* start Stored rows *

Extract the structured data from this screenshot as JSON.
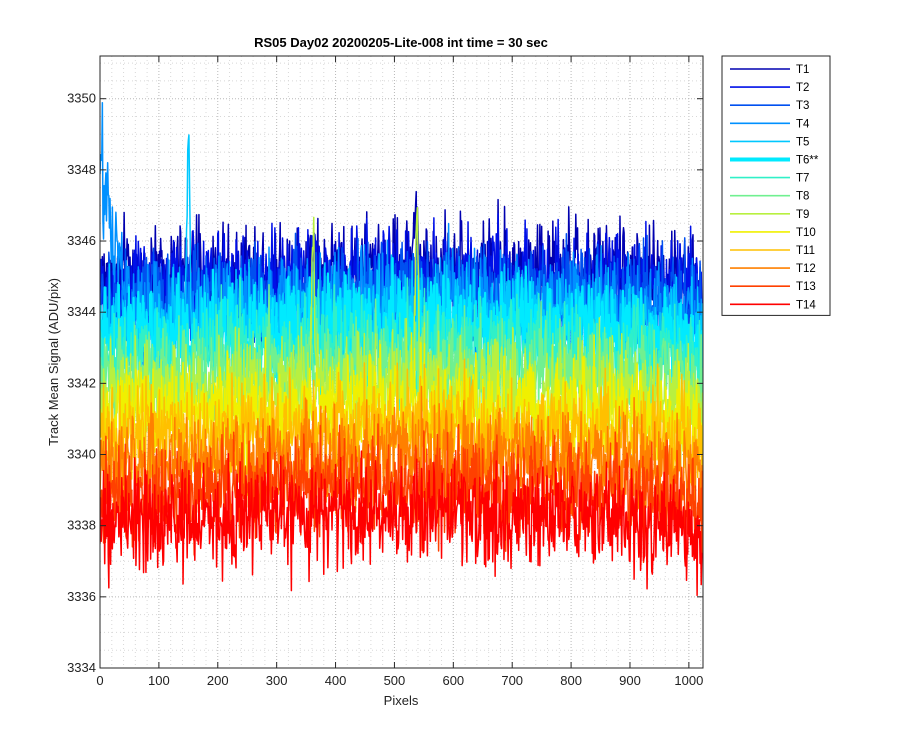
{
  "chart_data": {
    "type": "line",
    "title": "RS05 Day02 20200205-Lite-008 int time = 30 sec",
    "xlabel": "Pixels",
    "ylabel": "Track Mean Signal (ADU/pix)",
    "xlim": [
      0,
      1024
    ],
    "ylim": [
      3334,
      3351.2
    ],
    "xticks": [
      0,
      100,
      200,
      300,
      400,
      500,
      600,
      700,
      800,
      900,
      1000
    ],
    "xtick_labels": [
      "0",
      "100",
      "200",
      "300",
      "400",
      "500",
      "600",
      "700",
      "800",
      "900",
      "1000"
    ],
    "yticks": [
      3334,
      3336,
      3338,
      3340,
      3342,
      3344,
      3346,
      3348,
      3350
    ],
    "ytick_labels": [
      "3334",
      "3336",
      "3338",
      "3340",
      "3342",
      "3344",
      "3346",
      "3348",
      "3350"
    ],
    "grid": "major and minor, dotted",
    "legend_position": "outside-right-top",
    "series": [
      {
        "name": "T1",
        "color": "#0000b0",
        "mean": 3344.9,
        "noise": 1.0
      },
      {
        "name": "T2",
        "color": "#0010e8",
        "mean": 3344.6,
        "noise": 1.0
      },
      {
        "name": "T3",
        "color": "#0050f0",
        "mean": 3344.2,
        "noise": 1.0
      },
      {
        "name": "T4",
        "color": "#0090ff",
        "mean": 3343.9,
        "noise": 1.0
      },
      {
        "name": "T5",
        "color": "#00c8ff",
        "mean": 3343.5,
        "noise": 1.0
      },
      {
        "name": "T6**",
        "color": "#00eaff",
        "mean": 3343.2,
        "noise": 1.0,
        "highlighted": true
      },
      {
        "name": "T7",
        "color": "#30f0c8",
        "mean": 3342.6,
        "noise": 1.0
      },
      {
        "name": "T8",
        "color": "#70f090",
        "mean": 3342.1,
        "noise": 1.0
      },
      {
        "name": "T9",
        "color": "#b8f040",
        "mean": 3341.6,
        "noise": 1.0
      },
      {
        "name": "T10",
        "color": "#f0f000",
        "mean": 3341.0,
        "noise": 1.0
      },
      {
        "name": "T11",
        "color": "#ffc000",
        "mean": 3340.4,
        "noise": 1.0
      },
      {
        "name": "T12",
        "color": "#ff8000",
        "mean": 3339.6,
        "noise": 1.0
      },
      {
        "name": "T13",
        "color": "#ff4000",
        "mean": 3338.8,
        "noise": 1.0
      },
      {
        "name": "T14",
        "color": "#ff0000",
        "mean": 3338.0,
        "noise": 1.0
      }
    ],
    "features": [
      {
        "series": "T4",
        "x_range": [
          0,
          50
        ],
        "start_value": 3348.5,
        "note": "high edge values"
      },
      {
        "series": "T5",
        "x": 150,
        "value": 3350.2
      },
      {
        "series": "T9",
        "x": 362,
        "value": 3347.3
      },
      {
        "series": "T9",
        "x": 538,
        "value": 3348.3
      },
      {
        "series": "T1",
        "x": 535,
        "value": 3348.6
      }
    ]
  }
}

* end Stored rows *

The request => Copy every record character for character. Skip the pictures.

Completed task =>
Extract the structured data from this screenshot as JSON.
{
  "chart_data": {
    "type": "line",
    "title": "RS05 Day02 20200205-Lite-008 int time = 30 sec",
    "xlabel": "Pixels",
    "ylabel": "Track Mean Signal (ADU/pix)",
    "xlim": [
      0,
      1024
    ],
    "ylim": [
      3334,
      3351.2
    ],
    "xticks": [
      0,
      100,
      200,
      300,
      400,
      500,
      600,
      700,
      800,
      900,
      1000
    ],
    "xtick_labels": [
      "0",
      "100",
      "200",
      "300",
      "400",
      "500",
      "600",
      "700",
      "800",
      "900",
      "1000"
    ],
    "yticks": [
      3334,
      3336,
      3338,
      3340,
      3342,
      3344,
      3346,
      3348,
      3350
    ],
    "ytick_labels": [
      "3334",
      "3336",
      "3338",
      "3340",
      "3342",
      "3344",
      "3346",
      "3348",
      "3350"
    ],
    "grid": "major and minor, dotted",
    "legend_position": "outside-right-top",
    "series": [
      {
        "name": "T1",
        "color": "#0000b0",
        "mean": 3344.9,
        "noise": 1.0
      },
      {
        "name": "T2",
        "color": "#0010e8",
        "mean": 3344.6,
        "noise": 1.0
      },
      {
        "name": "T3",
        "color": "#0050f0",
        "mean": 3344.2,
        "noise": 1.0
      },
      {
        "name": "T4",
        "color": "#0090ff",
        "mean": 3343.9,
        "noise": 1.0
      },
      {
        "name": "T5",
        "color": "#00c8ff",
        "mean": 3343.5,
        "noise": 1.0
      },
      {
        "name": "T6**",
        "color": "#00eaff",
        "mean": 3343.2,
        "noise": 1.0,
        "highlighted": true
      },
      {
        "name": "T7",
        "color": "#30f0c8",
        "mean": 3342.6,
        "noise": 1.0
      },
      {
        "name": "T8",
        "color": "#70f090",
        "mean": 3342.1,
        "noise": 1.0
      },
      {
        "name": "T9",
        "color": "#b8f040",
        "mean": 3341.6,
        "noise": 1.0
      },
      {
        "name": "T10",
        "color": "#f0f000",
        "mean": 3341.0,
        "noise": 1.0
      },
      {
        "name": "T11",
        "color": "#ffc000",
        "mean": 3340.4,
        "noise": 1.0
      },
      {
        "name": "T12",
        "color": "#ff8000",
        "mean": 3339.6,
        "noise": 1.0
      },
      {
        "name": "T13",
        "color": "#ff4000",
        "mean": 3338.8,
        "noise": 1.0
      },
      {
        "name": "T14",
        "color": "#ff0000",
        "mean": 3338.0,
        "noise": 1.0
      }
    ],
    "features": [
      {
        "series": "T4",
        "x_range": [
          0,
          50
        ],
        "start_value": 3348.5,
        "note": "high edge values"
      },
      {
        "series": "T5",
        "x": 150,
        "value": 3350.2
      },
      {
        "series": "T9",
        "x": 362,
        "value": 3347.3
      },
      {
        "series": "T9",
        "x": 538,
        "value": 3348.3
      },
      {
        "series": "T1",
        "x": 535,
        "value": 3348.6
      }
    ]
  }
}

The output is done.